## Brano selezionato
1 – Investire in cultura e leadership
2 – Trasformare le operazioni
3 – Orchestrare tecnologie e talenti
4 – Selezionare i casi d’uso di grande valore

Ma facciamo giusto una panoramica generale dello studio. Su un bacino di circa 2620 business leader a livello globale, il 94% di questi ritiene che l’Intelligenza Artificiale sia una tecnologia critica per ottenere successo nei prossimi cinque anni. Il 79% degli intervistati ha dichiarato di aver implementato su vasta scala tre o più applicazioni di Intelligenza Artificiale. Il 76% vuole continuare ad investire in AI, rispetto all’86% dell’anno scorso. Al momento solo il 3% ha dichiarato di voler ridurre gli investimenti. I restanti continueranno ad investire oppure non sono sicuri di che cosa fare.

FEDERICO:
Come possiamo spiegare una riduzione del 10% degli investimenti in AI? Secondo noi ci sono aziende che ci hanno ascoltato dall’inizio del podcast e hanno già investito, quindi non sono nuove a questa tecnologia. Chiaramente rientrano in quelli che continuano a investire e non nei nuovi pionieri. Questo potrebbe spiegare la percentuale in meno delle aziende che investono, anche perché con il passare del tempo l’AI inizia ad essere un prodotto da scaffale, quindi alcune soluzioni che possono risolvere già dei piccoli problemi o delle piccole automazioni sono già disponibili, quindi non si fanno grandi investimenti per introdurre l’AI. Sta diventando, appunto, quello di cui parliamo spesso: una commodity, ossia una tecnologia che abbiamo acquisito e amalgamato e adesso non ci aspettiamo più Terminator in azienda, ma un compagno di lavoro.

## Materiale raccolto
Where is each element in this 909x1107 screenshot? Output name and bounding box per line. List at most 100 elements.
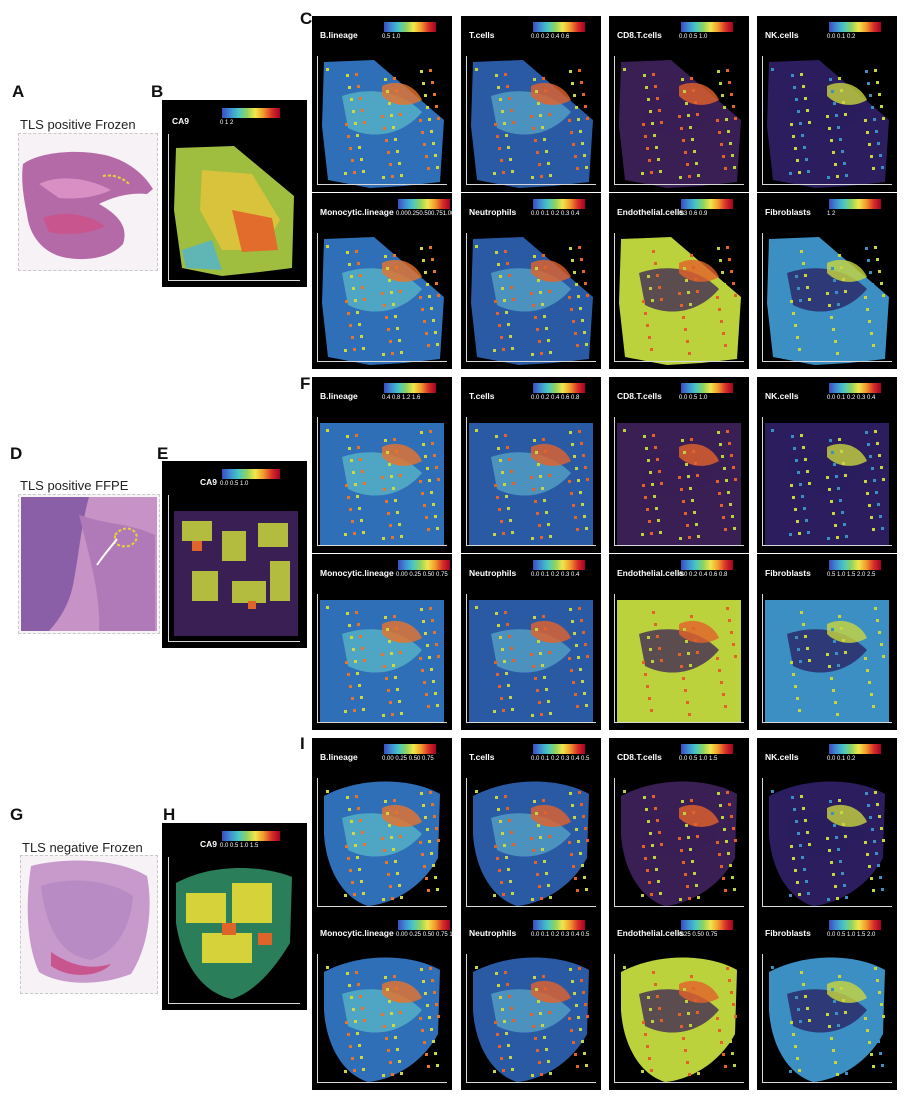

## Richiesta
Estrai senza modifiche, dal brano sugli investimenti in intelligenza artificiale, la parte che comincia con "Ma facciamo giusto" e prosegue fino a "che cosa fare.".

## Soluzione dell'esercizio
Ma facciamo giusto una panoramica generale dello studio. Su un bacino di circa 2620 business leader a livello globale, il 94% di questi ritiene che l’Intelligenza Artificiale sia una tecnologia critica per ottenere successo nei prossimi cinque anni. Il 79% degli intervistati ha dichiarato di aver implementato su vasta scala tre o più applicazioni di Intelligenza Artificiale. Il 76% vuole continuare ad investire in AI, rispetto all’86% dell’anno scorso. Al momento solo il 3% ha dichiarato di voler ridurre gli investimenti. I restanti continueranno ad investire oppure non sono sicuri di che cosa fare.